▶ _Objective_
State how many lines hold the word "cold", with no other words.

[START OF Information shown]

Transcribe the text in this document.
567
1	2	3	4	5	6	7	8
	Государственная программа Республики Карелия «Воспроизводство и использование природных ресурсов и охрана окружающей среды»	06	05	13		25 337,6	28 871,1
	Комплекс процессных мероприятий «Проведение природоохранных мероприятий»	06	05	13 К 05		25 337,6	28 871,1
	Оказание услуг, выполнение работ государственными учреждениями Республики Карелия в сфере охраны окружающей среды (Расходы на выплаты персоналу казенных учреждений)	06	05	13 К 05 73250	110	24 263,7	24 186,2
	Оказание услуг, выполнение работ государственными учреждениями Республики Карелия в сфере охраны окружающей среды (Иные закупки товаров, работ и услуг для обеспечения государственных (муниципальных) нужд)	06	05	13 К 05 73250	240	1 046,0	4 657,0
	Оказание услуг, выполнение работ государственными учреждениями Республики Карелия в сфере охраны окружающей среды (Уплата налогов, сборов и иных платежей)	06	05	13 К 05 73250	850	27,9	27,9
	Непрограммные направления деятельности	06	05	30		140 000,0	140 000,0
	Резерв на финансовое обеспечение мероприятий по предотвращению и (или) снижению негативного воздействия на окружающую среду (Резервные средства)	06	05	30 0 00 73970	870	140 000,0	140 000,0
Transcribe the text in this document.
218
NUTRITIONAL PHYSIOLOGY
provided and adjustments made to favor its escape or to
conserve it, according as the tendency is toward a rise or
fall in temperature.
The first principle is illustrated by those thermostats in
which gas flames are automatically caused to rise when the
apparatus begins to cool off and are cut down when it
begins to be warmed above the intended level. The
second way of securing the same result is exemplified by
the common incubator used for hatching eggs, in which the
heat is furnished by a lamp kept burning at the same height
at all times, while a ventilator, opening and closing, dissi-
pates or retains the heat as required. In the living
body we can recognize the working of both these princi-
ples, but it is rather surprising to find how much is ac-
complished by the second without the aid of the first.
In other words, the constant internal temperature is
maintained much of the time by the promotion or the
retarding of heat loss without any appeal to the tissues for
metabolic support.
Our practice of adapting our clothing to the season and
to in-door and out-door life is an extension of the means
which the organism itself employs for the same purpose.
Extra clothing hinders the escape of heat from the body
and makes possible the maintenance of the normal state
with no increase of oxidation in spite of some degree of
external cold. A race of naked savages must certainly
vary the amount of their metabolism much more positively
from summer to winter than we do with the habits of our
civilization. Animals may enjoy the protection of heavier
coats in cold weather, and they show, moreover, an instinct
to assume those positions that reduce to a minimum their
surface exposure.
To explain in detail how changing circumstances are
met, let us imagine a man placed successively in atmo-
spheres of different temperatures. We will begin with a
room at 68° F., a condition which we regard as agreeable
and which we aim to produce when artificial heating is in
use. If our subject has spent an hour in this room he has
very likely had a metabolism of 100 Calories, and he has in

[END OF Information shown]

▶ _Correct output_
2